**What you will do:** Identify all lines of the data containing the string "Counters" and copy them.

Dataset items
++++++++++
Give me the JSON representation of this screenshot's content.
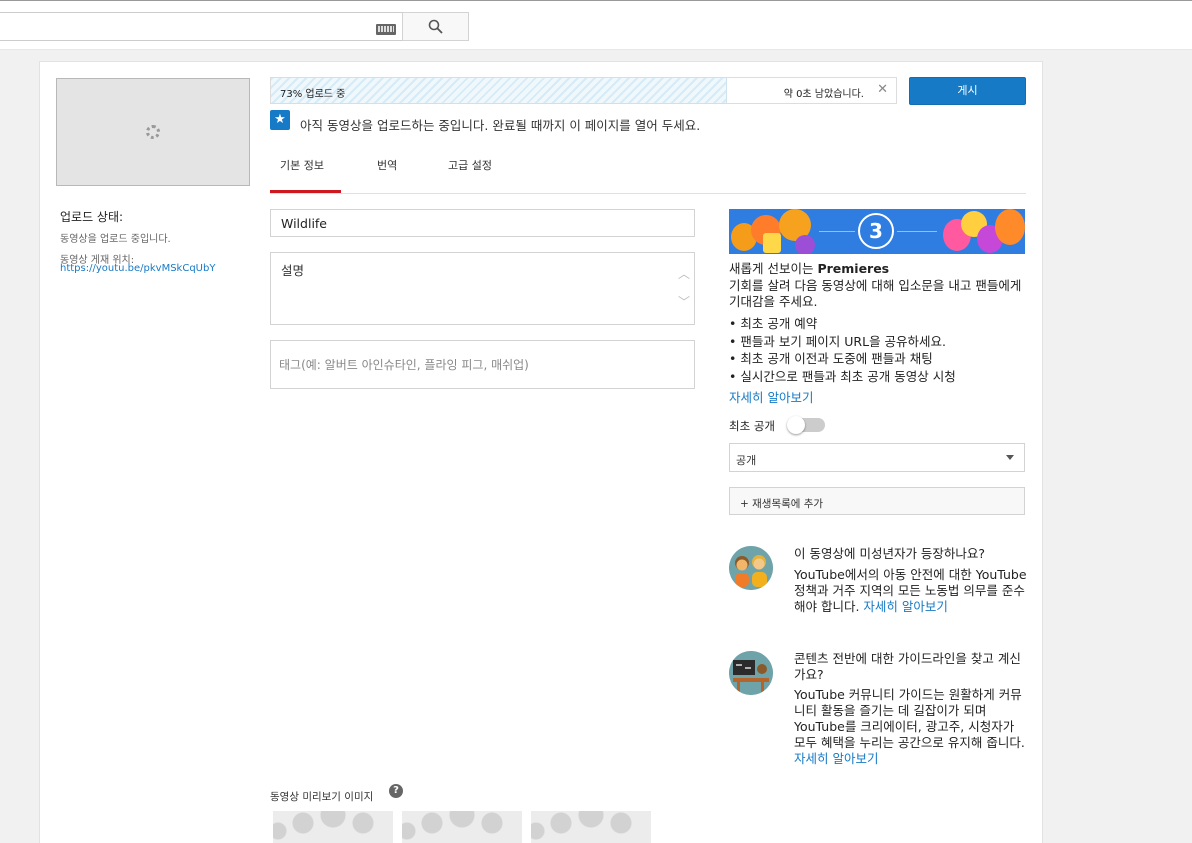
{
  "upload": {
    "progress_label": "73% 업로드 중",
    "progress_fraction": 0.73,
    "remaining": "약 0초 남았습니다.",
    "publish_label": "게시",
    "notice": "아직 동영상을 업로드하는 중입니다. 완료될 때까지 이 페이지를 열어 두세요."
  },
  "status": {
    "title": "업로드 상태:",
    "text": "동영상을 업로드 중입니다.",
    "url_label": "동영상 게재 위치:",
    "url": "https://youtu.be/pkvMSkCqUbY"
  },
  "tabs": [
    {
      "label": "기본 정보",
      "active": true
    },
    {
      "label": "번역",
      "active": false
    },
    {
      "label": "고급 설정",
      "active": false
    }
  ],
  "form": {
    "title_value": "Wildlife",
    "description_placeholder": "설명",
    "tags_placeholder": "태그(예: 알버트 아인슈타인, 플라잉 피그, 매쉬업)",
    "thumbnails_label": "동영상 미리보기 이미지",
    "help_glyph": "?"
  },
  "premieres": {
    "banner_number": "3",
    "title_prefix": "새롭게 선보이는 ",
    "title_bold": "Premieres",
    "body": "기회를 살려 다음 동영상에 대해 입소문을 내고 팬들에게 기대감을 주세요.",
    "bullets": [
      "• 최초 공개 예약",
      "• 팬들과 보기 페이지 URL을 공유하세요.",
      "• 최초 공개 이전과 도중에 팬들과 채팅",
      "• 실시간으로 팬들과 최초 공개 동영상 시청"
    ],
    "learn_more": "자세히 알아보기",
    "toggle_label": "최초 공개",
    "toggle_on": false
  },
  "visibility": {
    "selected": "공개"
  },
  "playlist": {
    "label": "+ 재생목록에 추가"
  },
  "child_safety": {
    "title": "이 동영상에 미성년자가 등장하나요?",
    "body": "YouTube에서의 아동 안전에 대한 YouTube 정책과 거주 지역의 모든 노동법 의무를 준수해야 합니다. ",
    "link": "자세히 알아보기"
  },
  "guidelines": {
    "title": "콘텐츠 전반에 대한 가이드라인을 찾고 계신가요?",
    "body": "YouTube 커뮤니티 가이드는 원활하게 커뮤니티 활동을 즐기는 데 길잡이가 되며 YouTube를 크리에이터, 광고주, 시청자가 모두 혜택을 누리는 공간으로 유지해 줍니다. ",
    "link": "자세히 알아보기"
  },
  "colors": {
    "accent": "#167ac6",
    "active_tab": "#cc181e",
    "progress_stripe": "#d5ebf7"
  },
  "icons": {
    "search": "search-icon",
    "keyboard": "keyboard-icon",
    "close": "close-icon",
    "star": "star-icon",
    "spinner": "spinner-icon",
    "help": "help-icon",
    "caret": "chevron-down-icon"
  }
}
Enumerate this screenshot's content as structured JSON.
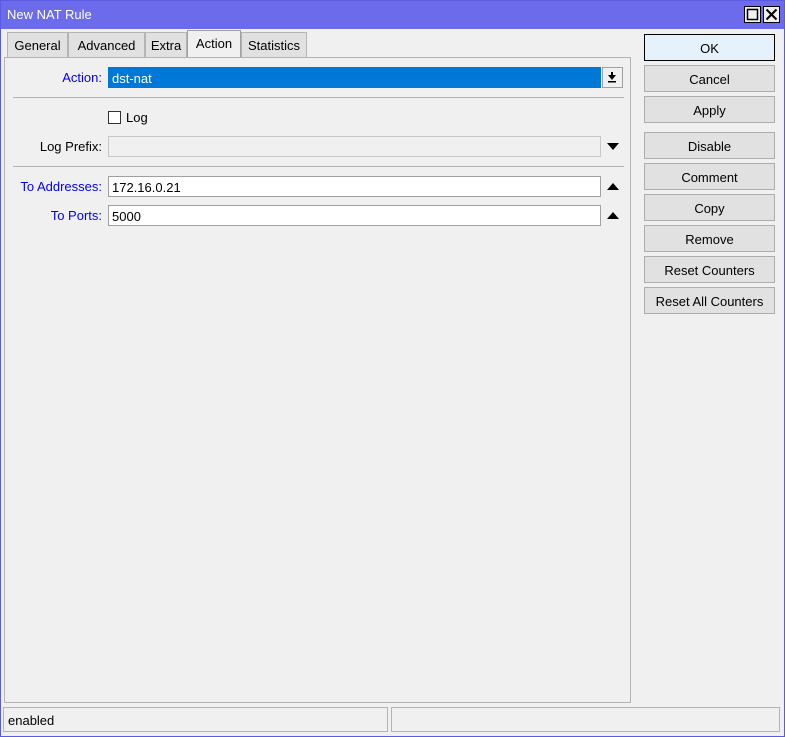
{
  "window": {
    "title": "New NAT Rule"
  },
  "tabs": [
    {
      "label": "General",
      "active": false
    },
    {
      "label": "Advanced",
      "active": false
    },
    {
      "label": "Extra",
      "active": false
    },
    {
      "label": "Action",
      "active": true
    },
    {
      "label": "Statistics",
      "active": false
    }
  ],
  "form": {
    "action": {
      "label": "Action:",
      "value": "dst-nat"
    },
    "log": {
      "label": "Log",
      "checked": false
    },
    "log_prefix": {
      "label": "Log Prefix:",
      "value": ""
    },
    "to_addresses": {
      "label": "To Addresses:",
      "value": "172.16.0.21"
    },
    "to_ports": {
      "label": "To Ports:",
      "value": "5000"
    }
  },
  "buttons": {
    "ok": "OK",
    "cancel": "Cancel",
    "apply": "Apply",
    "disable": "Disable",
    "comment": "Comment",
    "copy": "Copy",
    "remove": "Remove",
    "reset_counters": "Reset Counters",
    "reset_all_counters": "Reset All Counters"
  },
  "status": {
    "left": "enabled",
    "right": ""
  },
  "icons": {
    "maximize": "maximize-icon",
    "close": "close-icon",
    "dropdown": "triangle-down-icon",
    "spinner_up": "triangle-up-icon"
  },
  "colors": {
    "titlebar": "#6b6bec",
    "selection": "#0078d7",
    "label_blue": "#0000ff"
  }
}
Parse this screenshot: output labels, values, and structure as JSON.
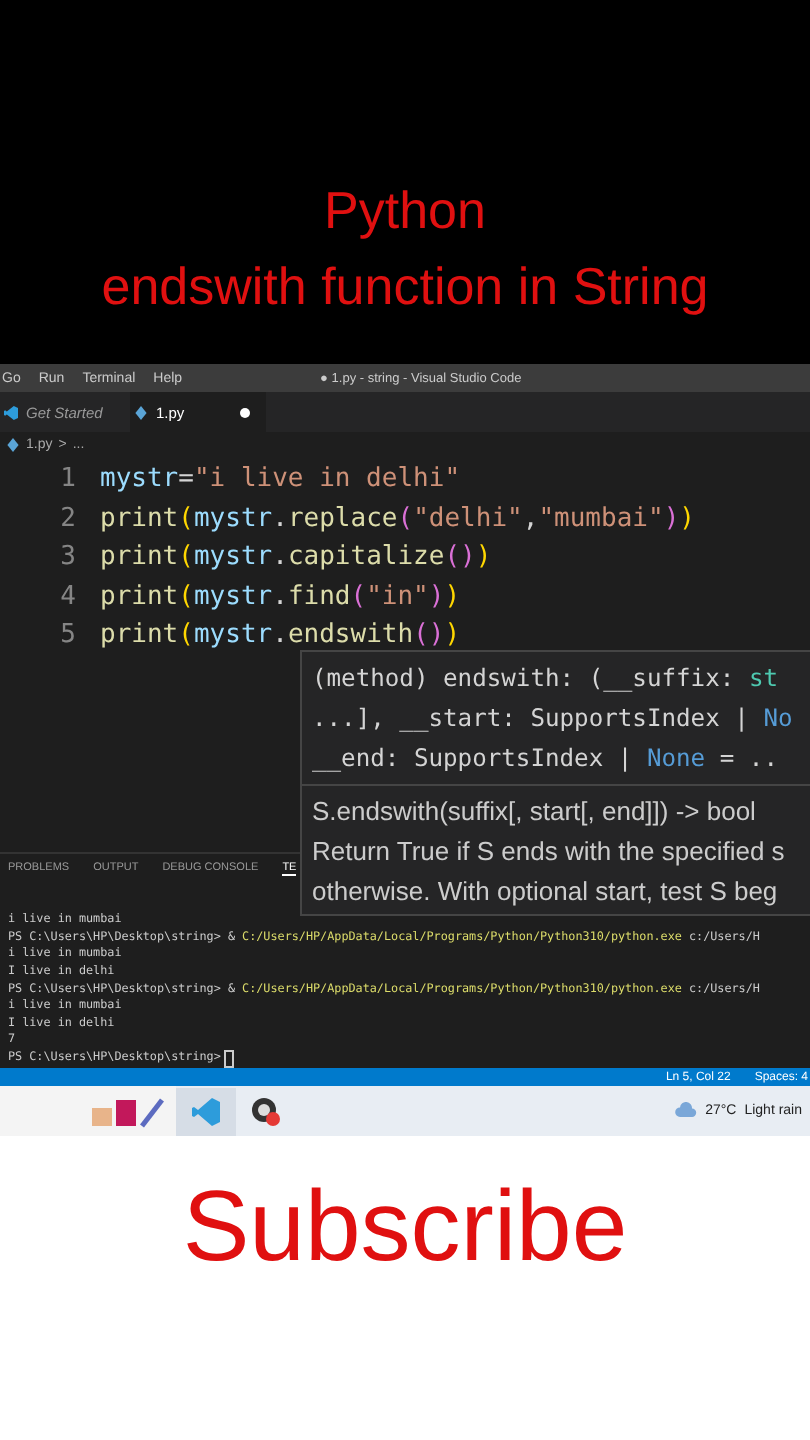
{
  "video_title": [
    "Python",
    "endswith function in String"
  ],
  "window": {
    "menu": [
      "Go",
      "Run",
      "Terminal",
      "Help"
    ],
    "title": "● 1.py - string - Visual Studio Code"
  },
  "tabs": [
    {
      "label": "Get Started",
      "selected": false,
      "kind": "welcome",
      "modified": false
    },
    {
      "label": "1.py",
      "selected": true,
      "kind": "python",
      "modified": true
    }
  ],
  "breadcrumb": [
    "1.py",
    ">",
    "..."
  ],
  "code": [
    {
      "number": "1",
      "tokens": [
        {
          "kind": "var",
          "text": "mystr"
        },
        {
          "kind": "plain",
          "text": "="
        },
        {
          "kind": "str",
          "text": "\"i live in delhi\""
        }
      ]
    },
    {
      "number": "2",
      "tokens": [
        {
          "kind": "fn",
          "text": "print"
        },
        {
          "kind": "paren",
          "text": "("
        },
        {
          "kind": "var",
          "text": "mystr"
        },
        {
          "kind": "plain",
          "text": "."
        },
        {
          "kind": "fn",
          "text": "replace"
        },
        {
          "kind": "paren2",
          "text": "("
        },
        {
          "kind": "str",
          "text": "\"delhi\""
        },
        {
          "kind": "plain",
          "text": ","
        },
        {
          "kind": "str",
          "text": "\"mumbai\""
        },
        {
          "kind": "paren2",
          "text": ")"
        },
        {
          "kind": "paren",
          "text": ")"
        }
      ]
    },
    {
      "number": "3",
      "tokens": [
        {
          "kind": "fn",
          "text": "print"
        },
        {
          "kind": "paren",
          "text": "("
        },
        {
          "kind": "var",
          "text": "mystr"
        },
        {
          "kind": "plain",
          "text": "."
        },
        {
          "kind": "fn",
          "text": "capitalize"
        },
        {
          "kind": "paren2",
          "text": "()"
        },
        {
          "kind": "paren",
          "text": ")"
        }
      ]
    },
    {
      "number": "4",
      "tokens": [
        {
          "kind": "fn",
          "text": "print"
        },
        {
          "kind": "paren",
          "text": "("
        },
        {
          "kind": "var",
          "text": "mystr"
        },
        {
          "kind": "plain",
          "text": "."
        },
        {
          "kind": "fn",
          "text": "find"
        },
        {
          "kind": "paren2",
          "text": "("
        },
        {
          "kind": "str",
          "text": "\"in\""
        },
        {
          "kind": "paren2",
          "text": ")"
        },
        {
          "kind": "paren",
          "text": ")"
        }
      ]
    },
    {
      "number": "5",
      "tokens": [
        {
          "kind": "fn",
          "text": "print"
        },
        {
          "kind": "paren",
          "text": "("
        },
        {
          "kind": "var",
          "text": "mystr"
        },
        {
          "kind": "plain",
          "text": "."
        },
        {
          "kind": "fn",
          "text": "endswith"
        },
        {
          "kind": "paren2",
          "text": "()"
        },
        {
          "kind": "paren",
          "text": ")"
        }
      ]
    }
  ],
  "hover": {
    "signature": [
      [
        {
          "kind": "plain",
          "text": "(method) endswith: (__suffix: "
        },
        {
          "kind": "type",
          "text": "st"
        }
      ],
      [
        {
          "kind": "plain",
          "text": "...], __start: SupportsIndex | "
        },
        {
          "kind": "kw",
          "text": "No"
        }
      ],
      [
        {
          "kind": "plain",
          "text": "__end: SupportsIndex | "
        },
        {
          "kind": "kw",
          "text": "None"
        },
        {
          "kind": "plain",
          "text": " = .."
        }
      ]
    ],
    "doc": [
      "S.endswith(suffix[, start[, end]]) -> bool",
      "Return True if S ends with the specified s",
      "otherwise. With optional start, test S beg"
    ]
  },
  "panel_tabs": [
    {
      "label": "PROBLEMS",
      "selected": false
    },
    {
      "label": "OUTPUT",
      "selected": false
    },
    {
      "label": "DEBUG CONSOLE",
      "selected": false
    },
    {
      "label": "TE",
      "selected": true
    }
  ],
  "terminal": [
    {
      "kind": "output",
      "text": "i live in mumbai"
    },
    {
      "kind": "command",
      "prompt": "PS C:\\Users\\HP\\Desktop\\string> &",
      "path": "C:/Users/HP/AppData/Local/Programs/Python/Python310/python.exe",
      "arg": "c:/Users/H"
    },
    {
      "kind": "output",
      "text": "i live in mumbai"
    },
    {
      "kind": "output",
      "text": "I live in delhi"
    },
    {
      "kind": "command",
      "prompt": "PS C:\\Users\\HP\\Desktop\\string> &",
      "path": "C:/Users/HP/AppData/Local/Programs/Python/Python310/python.exe",
      "arg": "c:/Users/H"
    },
    {
      "kind": "output",
      "text": "i live in mumbai"
    },
    {
      "kind": "output",
      "text": "I live in delhi"
    },
    {
      "kind": "output",
      "text": "7"
    },
    {
      "kind": "prompt",
      "text": "PS C:\\Users\\HP\\Desktop\\string>"
    }
  ],
  "status_bar": [
    "Ln 5, Col 22",
    "Spaces: 4"
  ],
  "taskbar": {
    "temperature": "27°C",
    "weather": "Light rain"
  },
  "call_to_action": "Subscribe"
}
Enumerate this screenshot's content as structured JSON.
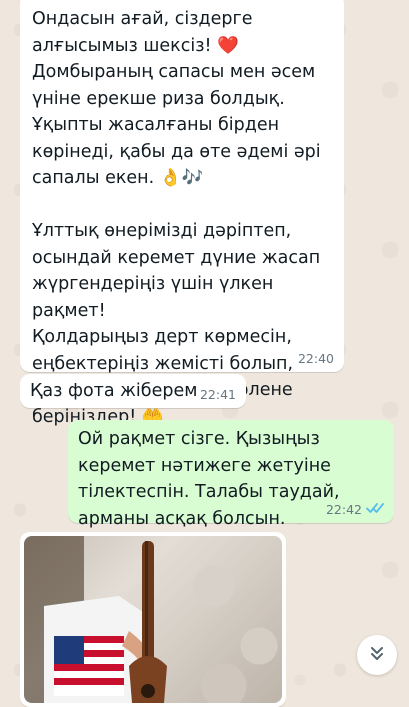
++++++++++
**Response to the task:**
    "reset_counters": "Reset Counters",
    "reset_all_counters": "Reset All Counters"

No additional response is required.